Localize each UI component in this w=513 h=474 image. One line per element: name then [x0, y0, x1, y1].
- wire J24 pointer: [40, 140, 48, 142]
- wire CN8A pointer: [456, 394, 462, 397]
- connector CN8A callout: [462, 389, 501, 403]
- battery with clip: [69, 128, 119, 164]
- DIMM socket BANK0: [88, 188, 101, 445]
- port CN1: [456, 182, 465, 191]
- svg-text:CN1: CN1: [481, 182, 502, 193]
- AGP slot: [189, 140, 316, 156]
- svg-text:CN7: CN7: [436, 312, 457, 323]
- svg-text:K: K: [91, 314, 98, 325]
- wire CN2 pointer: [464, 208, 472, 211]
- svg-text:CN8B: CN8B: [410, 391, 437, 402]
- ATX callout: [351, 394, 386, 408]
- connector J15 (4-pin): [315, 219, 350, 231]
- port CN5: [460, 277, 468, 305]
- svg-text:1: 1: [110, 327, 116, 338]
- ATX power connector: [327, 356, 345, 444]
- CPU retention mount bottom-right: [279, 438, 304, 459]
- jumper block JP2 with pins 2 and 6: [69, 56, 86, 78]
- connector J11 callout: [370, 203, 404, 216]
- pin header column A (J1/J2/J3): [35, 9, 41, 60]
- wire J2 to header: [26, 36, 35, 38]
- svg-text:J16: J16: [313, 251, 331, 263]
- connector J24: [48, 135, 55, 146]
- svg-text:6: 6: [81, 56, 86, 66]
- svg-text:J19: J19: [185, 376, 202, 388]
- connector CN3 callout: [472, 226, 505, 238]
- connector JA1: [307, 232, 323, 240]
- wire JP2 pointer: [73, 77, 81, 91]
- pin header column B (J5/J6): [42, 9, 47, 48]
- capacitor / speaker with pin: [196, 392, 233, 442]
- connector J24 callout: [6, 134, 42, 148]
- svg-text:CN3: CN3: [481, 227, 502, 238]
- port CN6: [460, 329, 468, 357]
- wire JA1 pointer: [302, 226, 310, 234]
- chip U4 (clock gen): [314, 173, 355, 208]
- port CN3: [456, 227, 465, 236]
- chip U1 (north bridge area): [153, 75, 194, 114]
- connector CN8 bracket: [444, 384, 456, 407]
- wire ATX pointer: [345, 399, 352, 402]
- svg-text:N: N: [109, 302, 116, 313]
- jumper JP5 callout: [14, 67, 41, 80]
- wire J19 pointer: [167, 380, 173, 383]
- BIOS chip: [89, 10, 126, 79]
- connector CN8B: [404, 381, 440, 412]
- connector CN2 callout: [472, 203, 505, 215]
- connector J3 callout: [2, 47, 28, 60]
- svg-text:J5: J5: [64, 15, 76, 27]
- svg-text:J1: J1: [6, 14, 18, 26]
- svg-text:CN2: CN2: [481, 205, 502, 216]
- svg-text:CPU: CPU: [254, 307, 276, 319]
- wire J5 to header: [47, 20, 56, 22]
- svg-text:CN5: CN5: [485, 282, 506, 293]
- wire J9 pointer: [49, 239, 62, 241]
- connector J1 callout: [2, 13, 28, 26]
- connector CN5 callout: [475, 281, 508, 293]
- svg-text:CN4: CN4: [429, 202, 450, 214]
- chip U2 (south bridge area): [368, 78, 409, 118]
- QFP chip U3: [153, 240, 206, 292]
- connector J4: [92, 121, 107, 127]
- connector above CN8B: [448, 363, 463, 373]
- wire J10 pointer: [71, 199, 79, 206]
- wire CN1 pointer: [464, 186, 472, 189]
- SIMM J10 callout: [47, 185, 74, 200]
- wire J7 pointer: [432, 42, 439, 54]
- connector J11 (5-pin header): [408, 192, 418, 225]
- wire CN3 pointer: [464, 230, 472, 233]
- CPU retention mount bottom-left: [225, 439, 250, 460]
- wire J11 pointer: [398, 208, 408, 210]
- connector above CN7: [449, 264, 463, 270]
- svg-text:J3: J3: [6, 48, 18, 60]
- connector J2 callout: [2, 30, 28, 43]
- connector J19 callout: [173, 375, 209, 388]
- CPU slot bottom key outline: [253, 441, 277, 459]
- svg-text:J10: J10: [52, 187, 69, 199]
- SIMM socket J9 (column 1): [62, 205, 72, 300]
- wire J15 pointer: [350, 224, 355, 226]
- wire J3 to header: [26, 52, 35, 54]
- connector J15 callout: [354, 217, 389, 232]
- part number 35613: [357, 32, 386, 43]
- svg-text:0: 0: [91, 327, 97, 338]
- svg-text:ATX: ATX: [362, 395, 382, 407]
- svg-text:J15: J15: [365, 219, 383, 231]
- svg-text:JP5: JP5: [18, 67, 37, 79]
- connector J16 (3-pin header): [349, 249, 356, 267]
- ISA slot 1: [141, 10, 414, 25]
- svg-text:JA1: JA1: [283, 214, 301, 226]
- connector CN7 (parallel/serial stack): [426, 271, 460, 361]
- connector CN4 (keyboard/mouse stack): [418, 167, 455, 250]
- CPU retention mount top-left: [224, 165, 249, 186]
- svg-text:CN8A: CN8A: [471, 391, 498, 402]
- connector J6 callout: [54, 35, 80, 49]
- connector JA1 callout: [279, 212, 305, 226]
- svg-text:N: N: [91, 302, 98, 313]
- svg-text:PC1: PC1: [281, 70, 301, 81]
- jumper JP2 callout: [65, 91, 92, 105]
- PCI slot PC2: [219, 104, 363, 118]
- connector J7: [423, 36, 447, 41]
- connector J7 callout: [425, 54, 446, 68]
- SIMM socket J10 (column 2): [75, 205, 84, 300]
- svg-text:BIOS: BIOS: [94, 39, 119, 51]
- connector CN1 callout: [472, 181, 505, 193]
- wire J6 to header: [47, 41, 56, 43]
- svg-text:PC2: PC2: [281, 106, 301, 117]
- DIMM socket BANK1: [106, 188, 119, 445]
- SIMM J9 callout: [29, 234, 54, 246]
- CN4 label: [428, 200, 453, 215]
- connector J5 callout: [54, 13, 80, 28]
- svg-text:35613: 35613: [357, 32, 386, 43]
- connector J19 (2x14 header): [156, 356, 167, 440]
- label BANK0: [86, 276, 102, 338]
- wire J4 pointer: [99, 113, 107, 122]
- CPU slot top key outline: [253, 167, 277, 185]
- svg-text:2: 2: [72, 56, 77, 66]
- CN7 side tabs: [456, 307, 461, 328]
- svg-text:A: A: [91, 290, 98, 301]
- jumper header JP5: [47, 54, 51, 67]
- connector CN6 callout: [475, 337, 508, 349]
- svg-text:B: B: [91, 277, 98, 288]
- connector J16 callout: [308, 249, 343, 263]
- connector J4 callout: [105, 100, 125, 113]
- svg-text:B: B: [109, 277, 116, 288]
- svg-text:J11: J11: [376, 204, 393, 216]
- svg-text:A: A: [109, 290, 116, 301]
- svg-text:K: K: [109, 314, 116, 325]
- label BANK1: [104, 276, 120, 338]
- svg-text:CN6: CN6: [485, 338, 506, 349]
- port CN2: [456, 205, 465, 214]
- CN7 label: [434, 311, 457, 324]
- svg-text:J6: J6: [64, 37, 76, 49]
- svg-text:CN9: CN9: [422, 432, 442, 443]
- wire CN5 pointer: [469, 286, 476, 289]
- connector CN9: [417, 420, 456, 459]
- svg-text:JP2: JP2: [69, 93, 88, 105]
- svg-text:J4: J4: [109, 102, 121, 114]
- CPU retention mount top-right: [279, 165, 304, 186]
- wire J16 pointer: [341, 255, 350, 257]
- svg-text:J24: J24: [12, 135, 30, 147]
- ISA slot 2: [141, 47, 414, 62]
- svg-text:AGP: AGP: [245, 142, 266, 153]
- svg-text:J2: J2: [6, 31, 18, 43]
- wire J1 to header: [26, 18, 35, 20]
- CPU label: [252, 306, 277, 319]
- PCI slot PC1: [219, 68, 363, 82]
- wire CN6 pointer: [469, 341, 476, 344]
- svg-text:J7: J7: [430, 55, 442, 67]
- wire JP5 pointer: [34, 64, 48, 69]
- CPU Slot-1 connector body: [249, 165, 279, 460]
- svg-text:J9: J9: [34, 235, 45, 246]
__________
• [Written task] Arrange the material as a Markdown table with the columns "Row" and "Entry". Begin at the first line of the material and stop after the line containing "- AGP slot: [189, 140, 316, 156]". Number each line in order and leave out any blank lines.

• [Result below]
| Row | Entry |
|---|---|
| 1 | Localize each UI component in this w=513 h=474 image. One line per element: name then [x0, y0, x1, y1]. |
| 2 | - wire J24 pointer: [40, 140, 48, 142] |
| 3 | - wire CN8A pointer: [456, 394, 462, 397] |
| 4 | - connector CN8A callout: [462, 389, 501, 403] |
| 5 | - battery with clip: [69, 128, 119, 164] |
| 6 | - DIMM socket BANK0: [88, 188, 101, 445] |
| 7 | - port CN1: [456, 182, 465, 191] |
| 8 | - svg-text:CN1: CN1: [481, 182, 502, 193] |
| 9 | - AGP slot: [189, 140, 316, 156] |